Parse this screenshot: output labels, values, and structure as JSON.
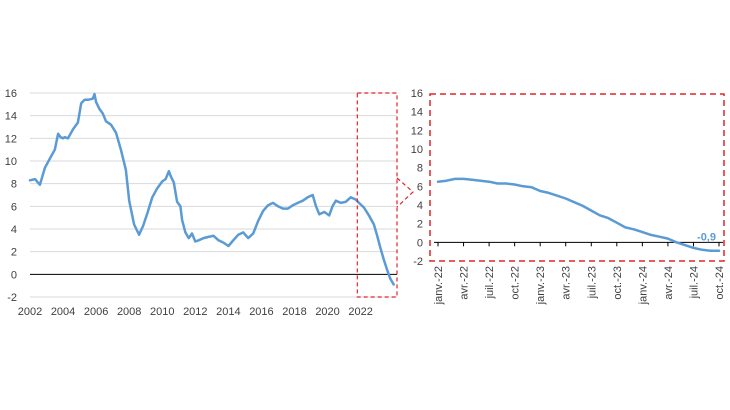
{
  "colors": {
    "series": "#5b9bd5",
    "highlight": "#e0262a",
    "grid": "#d9d9d9",
    "axis": "#000000",
    "label": "#404040"
  },
  "chart_data": [
    {
      "type": "line",
      "grid": true,
      "ylim": [
        -2,
        16
      ],
      "yticks": [
        -2,
        0,
        2,
        4,
        6,
        8,
        10,
        12,
        14,
        16
      ],
      "xlim": [
        2002,
        2024.2
      ],
      "xticks": [
        "2002",
        "2004",
        "2006",
        "2008",
        "2010",
        "2012",
        "2014",
        "2016",
        "2018",
        "2020",
        "2022"
      ],
      "highlight_range": [
        2021.8,
        2024.2
      ],
      "series": [
        {
          "x": [
            2002.0,
            2002.3,
            2002.6,
            2002.9,
            2003.2,
            2003.5,
            2003.7,
            2003.85,
            2004.0,
            2004.1,
            2004.3,
            2004.6,
            2004.9,
            2005.1,
            2005.3,
            2005.5,
            2005.8,
            2005.9,
            2006.0,
            2006.2,
            2006.4,
            2006.6,
            2006.9,
            2007.2,
            2007.5,
            2007.8,
            2008.0,
            2008.3,
            2008.6,
            2008.85,
            2009.1,
            2009.4,
            2009.7,
            2010.0,
            2010.2,
            2010.4,
            2010.5,
            2010.7,
            2010.9,
            2011.1,
            2011.2,
            2011.4,
            2011.6,
            2011.8,
            2012.0,
            2012.2,
            2012.5,
            2012.8,
            2013.1,
            2013.4,
            2013.7,
            2014.0,
            2014.3,
            2014.6,
            2014.9,
            2015.2,
            2015.5,
            2015.8,
            2016.1,
            2016.4,
            2016.7,
            2017.0,
            2017.3,
            2017.6,
            2017.9,
            2018.2,
            2018.5,
            2018.8,
            2019.1,
            2019.3,
            2019.5,
            2019.8,
            2020.1,
            2020.3,
            2020.5,
            2020.8,
            2021.1,
            2021.4,
            2021.7,
            2021.9,
            2022.2,
            2022.5,
            2022.8,
            2023.0,
            2023.2,
            2023.4,
            2023.6,
            2023.8,
            2024.0
          ],
          "values": [
            8.3,
            8.4,
            7.9,
            9.4,
            10.2,
            11.0,
            12.4,
            12.1,
            12.0,
            12.1,
            12.0,
            12.8,
            13.4,
            15.1,
            15.4,
            15.4,
            15.5,
            15.9,
            15.2,
            14.6,
            14.2,
            13.5,
            13.2,
            12.5,
            11.0,
            9.2,
            6.5,
            4.4,
            3.5,
            4.3,
            5.4,
            6.8,
            7.6,
            8.2,
            8.4,
            9.1,
            8.7,
            8.1,
            6.4,
            6.0,
            4.8,
            3.7,
            3.2,
            3.6,
            2.9,
            3.0,
            3.2,
            3.3,
            3.4,
            3.0,
            2.8,
            2.5,
            3.0,
            3.5,
            3.7,
            3.2,
            3.6,
            4.7,
            5.6,
            6.1,
            6.3,
            6.0,
            5.8,
            5.8,
            6.1,
            6.3,
            6.5,
            6.8,
            7.0,
            6.0,
            5.3,
            5.5,
            5.2,
            6.0,
            6.5,
            6.3,
            6.4,
            6.8,
            6.6,
            6.3,
            5.9,
            5.2,
            4.4,
            3.4,
            2.3,
            1.3,
            0.4,
            -0.4,
            -0.9
          ]
        }
      ]
    },
    {
      "type": "line",
      "grid": false,
      "ylim": [
        -2,
        16
      ],
      "yticks": [
        -2,
        0,
        2,
        4,
        6,
        8,
        10,
        12,
        14,
        16
      ],
      "categories": [
        "janv.-22",
        "avr.-22",
        "juil.-22",
        "oct.-22",
        "janv.-23",
        "avr.-23",
        "juil.-23",
        "oct.-23",
        "janv.-24",
        "avr.-24",
        "juil.-24",
        "oct.-24"
      ],
      "series": [
        {
          "x": [
            0,
            1,
            2,
            3,
            4,
            5,
            6,
            7,
            8,
            9,
            10,
            11,
            12,
            13,
            14,
            15,
            16,
            17,
            18,
            19,
            20,
            21,
            22,
            23,
            24,
            25,
            26,
            27,
            28,
            29,
            30,
            31,
            32,
            33
          ],
          "values": [
            6.5,
            6.6,
            6.8,
            6.8,
            6.7,
            6.6,
            6.5,
            6.3,
            6.3,
            6.2,
            6.0,
            5.9,
            5.5,
            5.3,
            5.0,
            4.7,
            4.3,
            3.9,
            3.4,
            2.9,
            2.6,
            2.1,
            1.6,
            1.4,
            1.1,
            0.8,
            0.6,
            0.4,
            0.0,
            -0.3,
            -0.6,
            -0.8,
            -0.9,
            -0.9
          ]
        }
      ],
      "annotation": "-0,9"
    }
  ]
}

----

Write out the records above exactly as they appear, leaving out any pictures.

### Correct response
Parse this screenshot: output labels, values, and structure as JSON.
{
  "colors": {
    "series": "#5b9bd5",
    "highlight": "#e0262a",
    "grid": "#d9d9d9",
    "axis": "#000000",
    "label": "#404040"
  },
  "chart_data": [
    {
      "type": "line",
      "grid": true,
      "ylim": [
        -2,
        16
      ],
      "yticks": [
        -2,
        0,
        2,
        4,
        6,
        8,
        10,
        12,
        14,
        16
      ],
      "xlim": [
        2002,
        2024.2
      ],
      "xticks": [
        "2002",
        "2004",
        "2006",
        "2008",
        "2010",
        "2012",
        "2014",
        "2016",
        "2018",
        "2020",
        "2022"
      ],
      "highlight_range": [
        2021.8,
        2024.2
      ],
      "series": [
        {
          "x": [
            2002.0,
            2002.3,
            2002.6,
            2002.9,
            2003.2,
            2003.5,
            2003.7,
            2003.85,
            2004.0,
            2004.1,
            2004.3,
            2004.6,
            2004.9,
            2005.1,
            2005.3,
            2005.5,
            2005.8,
            2005.9,
            2006.0,
            2006.2,
            2006.4,
            2006.6,
            2006.9,
            2007.2,
            2007.5,
            2007.8,
            2008.0,
            2008.3,
            2008.6,
            2008.85,
            2009.1,
            2009.4,
            2009.7,
            2010.0,
            2010.2,
            2010.4,
            2010.5,
            2010.7,
            2010.9,
            2011.1,
            2011.2,
            2011.4,
            2011.6,
            2011.8,
            2012.0,
            2012.2,
            2012.5,
            2012.8,
            2013.1,
            2013.4,
            2013.7,
            2014.0,
            2014.3,
            2014.6,
            2014.9,
            2015.2,
            2015.5,
            2015.8,
            2016.1,
            2016.4,
            2016.7,
            2017.0,
            2017.3,
            2017.6,
            2017.9,
            2018.2,
            2018.5,
            2018.8,
            2019.1,
            2019.3,
            2019.5,
            2019.8,
            2020.1,
            2020.3,
            2020.5,
            2020.8,
            2021.1,
            2021.4,
            2021.7,
            2021.9,
            2022.2,
            2022.5,
            2022.8,
            2023.0,
            2023.2,
            2023.4,
            2023.6,
            2023.8,
            2024.0
          ],
          "values": [
            8.3,
            8.4,
            7.9,
            9.4,
            10.2,
            11.0,
            12.4,
            12.1,
            12.0,
            12.1,
            12.0,
            12.8,
            13.4,
            15.1,
            15.4,
            15.4,
            15.5,
            15.9,
            15.2,
            14.6,
            14.2,
            13.5,
            13.2,
            12.5,
            11.0,
            9.2,
            6.5,
            4.4,
            3.5,
            4.3,
            5.4,
            6.8,
            7.6,
            8.2,
            8.4,
            9.1,
            8.7,
            8.1,
            6.4,
            6.0,
            4.8,
            3.7,
            3.2,
            3.6,
            2.9,
            3.0,
            3.2,
            3.3,
            3.4,
            3.0,
            2.8,
            2.5,
            3.0,
            3.5,
            3.7,
            3.2,
            3.6,
            4.7,
            5.6,
            6.1,
            6.3,
            6.0,
            5.8,
            5.8,
            6.1,
            6.3,
            6.5,
            6.8,
            7.0,
            6.0,
            5.3,
            5.5,
            5.2,
            6.0,
            6.5,
            6.3,
            6.4,
            6.8,
            6.6,
            6.3,
            5.9,
            5.2,
            4.4,
            3.4,
            2.3,
            1.3,
            0.4,
            -0.4,
            -0.9
          ]
        }
      ]
    },
    {
      "type": "line",
      "grid": false,
      "ylim": [
        -2,
        16
      ],
      "yticks": [
        -2,
        0,
        2,
        4,
        6,
        8,
        10,
        12,
        14,
        16
      ],
      "categories": [
        "janv.-22",
        "avr.-22",
        "juil.-22",
        "oct.-22",
        "janv.-23",
        "avr.-23",
        "juil.-23",
        "oct.-23",
        "janv.-24",
        "avr.-24",
        "juil.-24",
        "oct.-24"
      ],
      "series": [
        {
          "x": [
            0,
            1,
            2,
            3,
            4,
            5,
            6,
            7,
            8,
            9,
            10,
            11,
            12,
            13,
            14,
            15,
            16,
            17,
            18,
            19,
            20,
            21,
            22,
            23,
            24,
            25,
            26,
            27,
            28,
            29,
            30,
            31,
            32,
            33
          ],
          "values": [
            6.5,
            6.6,
            6.8,
            6.8,
            6.7,
            6.6,
            6.5,
            6.3,
            6.3,
            6.2,
            6.0,
            5.9,
            5.5,
            5.3,
            5.0,
            4.7,
            4.3,
            3.9,
            3.4,
            2.9,
            2.6,
            2.1,
            1.6,
            1.4,
            1.1,
            0.8,
            0.6,
            0.4,
            0.0,
            -0.3,
            -0.6,
            -0.8,
            -0.9,
            -0.9
          ]
        }
      ],
      "annotation": "-0,9"
    }
  ]
}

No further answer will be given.